GIVEN PROBLEM:
Return every line below as is, leaving out the pictures.

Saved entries
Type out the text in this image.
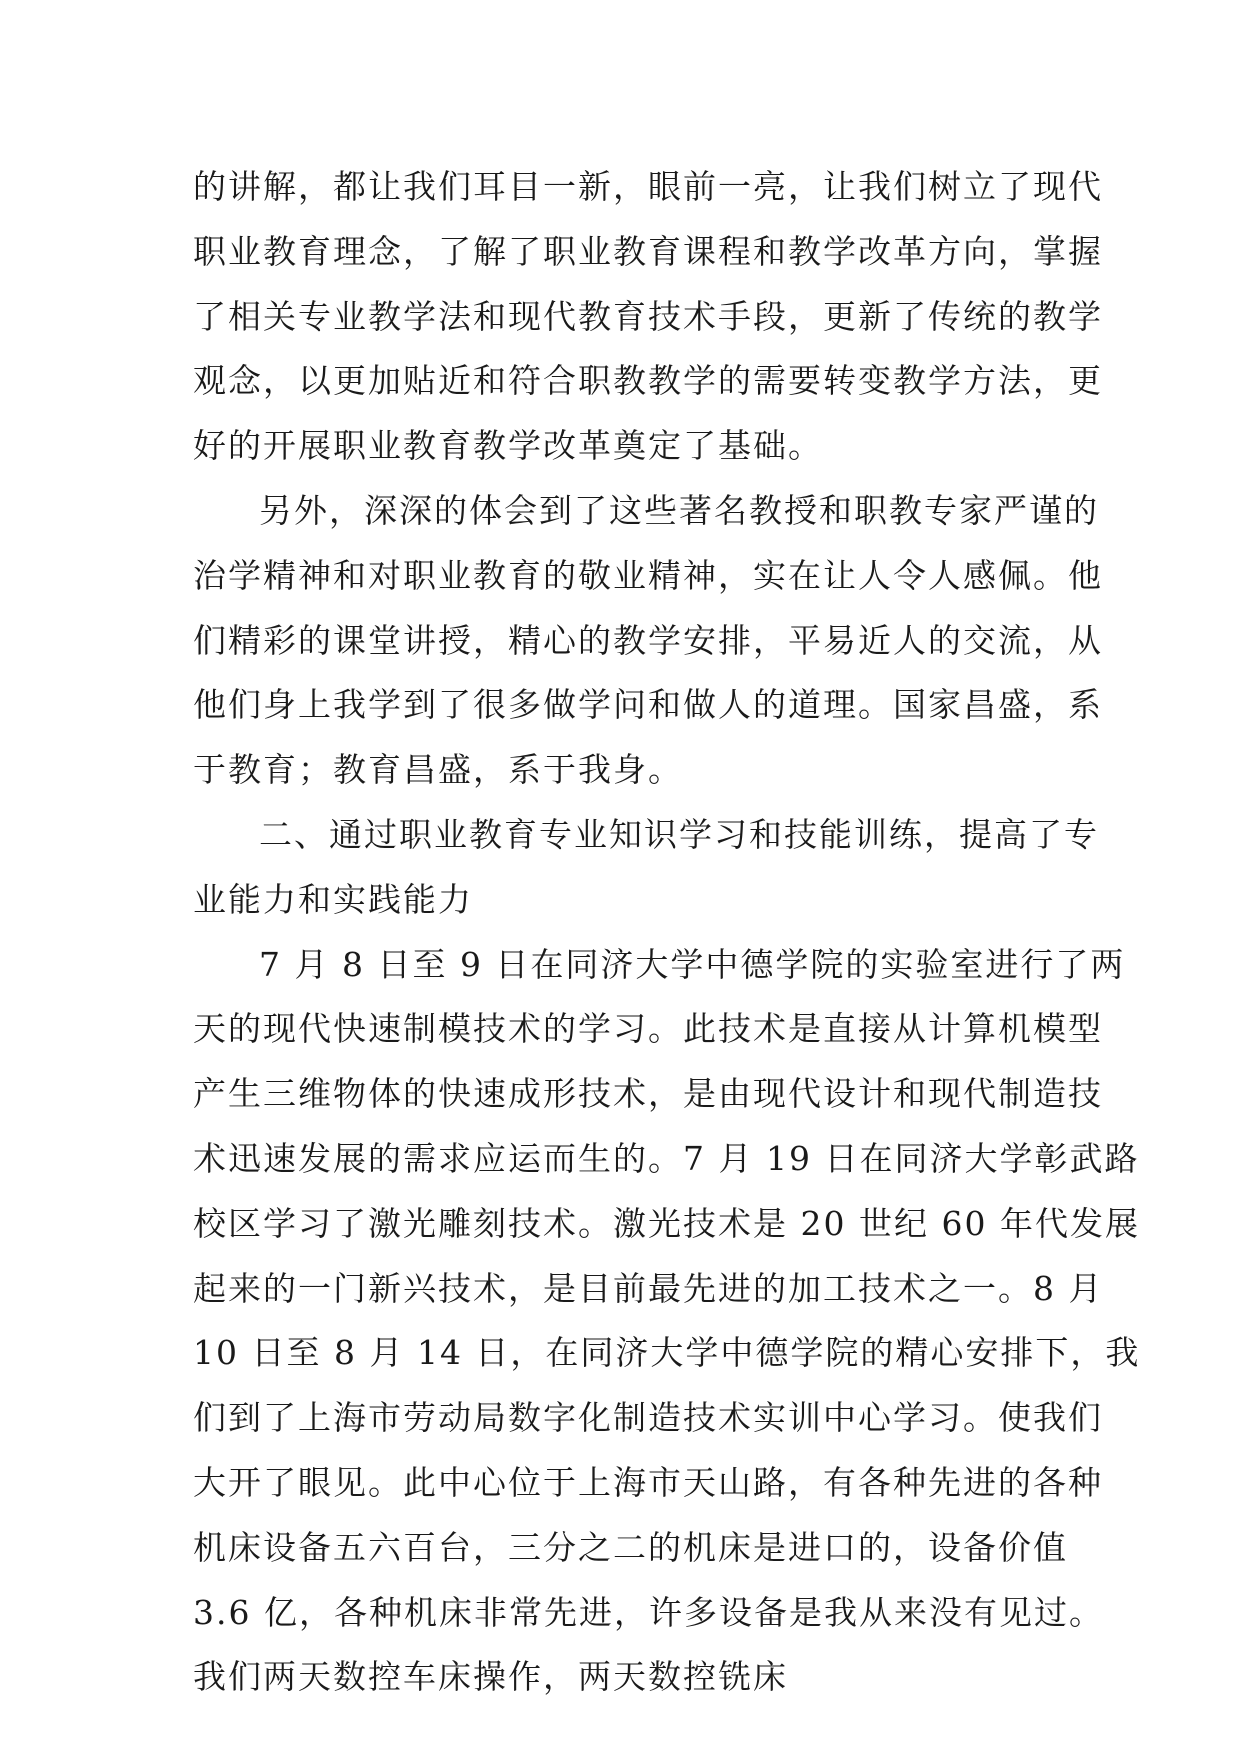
的讲解，都让我们耳目一新，眼前一亮，让我们树立了现代
职业教育理念，了解了职业教育课程和教学改革方向，掌握
了相关专业教学法和现代教育技术手段，更新了传统的教学
观念，以更加贴近和符合职教教学的需要转变教学方法，更
好的开展职业教育教学改革奠定了基础。
另外，深深的体会到了这些著名教授和职教专家严谨的
治学精神和对职业教育的敬业精神，实在让人令人感佩。他
们精彩的课堂讲授，精心的教学安排，平易近人的交流，从
他们身上我学到了很多做学问和做人的道理。国家昌盛，系
于教育；教育昌盛，系于我身。
二、通过职业教育专业知识学习和技能训练，提高了专
业能力和实践能力
7 月 8 日至 9 日在同济大学中德学院的实验室进行了两
天的现代快速制模技术的学习。此技术是直接从计算机模型
产生三维物体的快速成形技术，是由现代设计和现代制造技
术迅速发展的需求应运而生的。7 月 19 日在同济大学彰武路
校区学习了激光雕刻技术。激光技术是 20 世纪 60 年代发展
起来的一门新兴技术，是目前最先进的加工技术之一。8 月
10 日至 8 月 14 日，在同济大学中德学院的精心安排下，我
们到了上海市劳动局数字化制造技术实训中心学习。使我们
大开了眼见。此中心位于上海市天山路，有各种先进的各种
机床设备五六百台，三分之二的机床是进口的，设备价值
3.6 亿，各种机床非常先进，许多设备是我从来没有见过。
我们两天数控车床操作，两天数控铣床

TASK RESPONSE:
Type out the text in this image.
的讲解，都让我们耳目一新，眼前一亮，让我们树立了现代
职业教育理念，了解了职业教育课程和教学改革方向，掌握
了相关专业教学法和现代教育技术手段，更新了传统的教学
观念，以更加贴近和符合职教教学的需要转变教学方法，更
好的开展职业教育教学改革奠定了基础。
另外，深深的体会到了这些著名教授和职教专家严谨的
治学精神和对职业教育的敬业精神，实在让人令人感佩。他
们精彩的课堂讲授，精心的教学安排，平易近人的交流，从
他们身上我学到了很多做学问和做人的道理。国家昌盛，系
于教育；教育昌盛，系于我身。
二、通过职业教育专业知识学习和技能训练，提高了专
业能力和实践能力
7 月 8 日至 9 日在同济大学中德学院的实验室进行了两
天的现代快速制模技术的学习。此技术是直接从计算机模型
产生三维物体的快速成形技术，是由现代设计和现代制造技
术迅速发展的需求应运而生的。7 月 19 日在同济大学彰武路
校区学习了激光雕刻技术。激光技术是 20 世纪 60 年代发展
起来的一门新兴技术，是目前最先进的加工技术之一。8 月
10 日至 8 月 14 日，在同济大学中德学院的精心安排下，我
们到了上海市劳动局数字化制造技术实训中心学习。使我们
大开了眼见。此中心位于上海市天山路，有各种先进的各种
机床设备五六百台，三分之二的机床是进口的，设备价值
3.6 亿，各种机床非常先进，许多设备是我从来没有见过。
我们两天数控车床操作，两天数控铣床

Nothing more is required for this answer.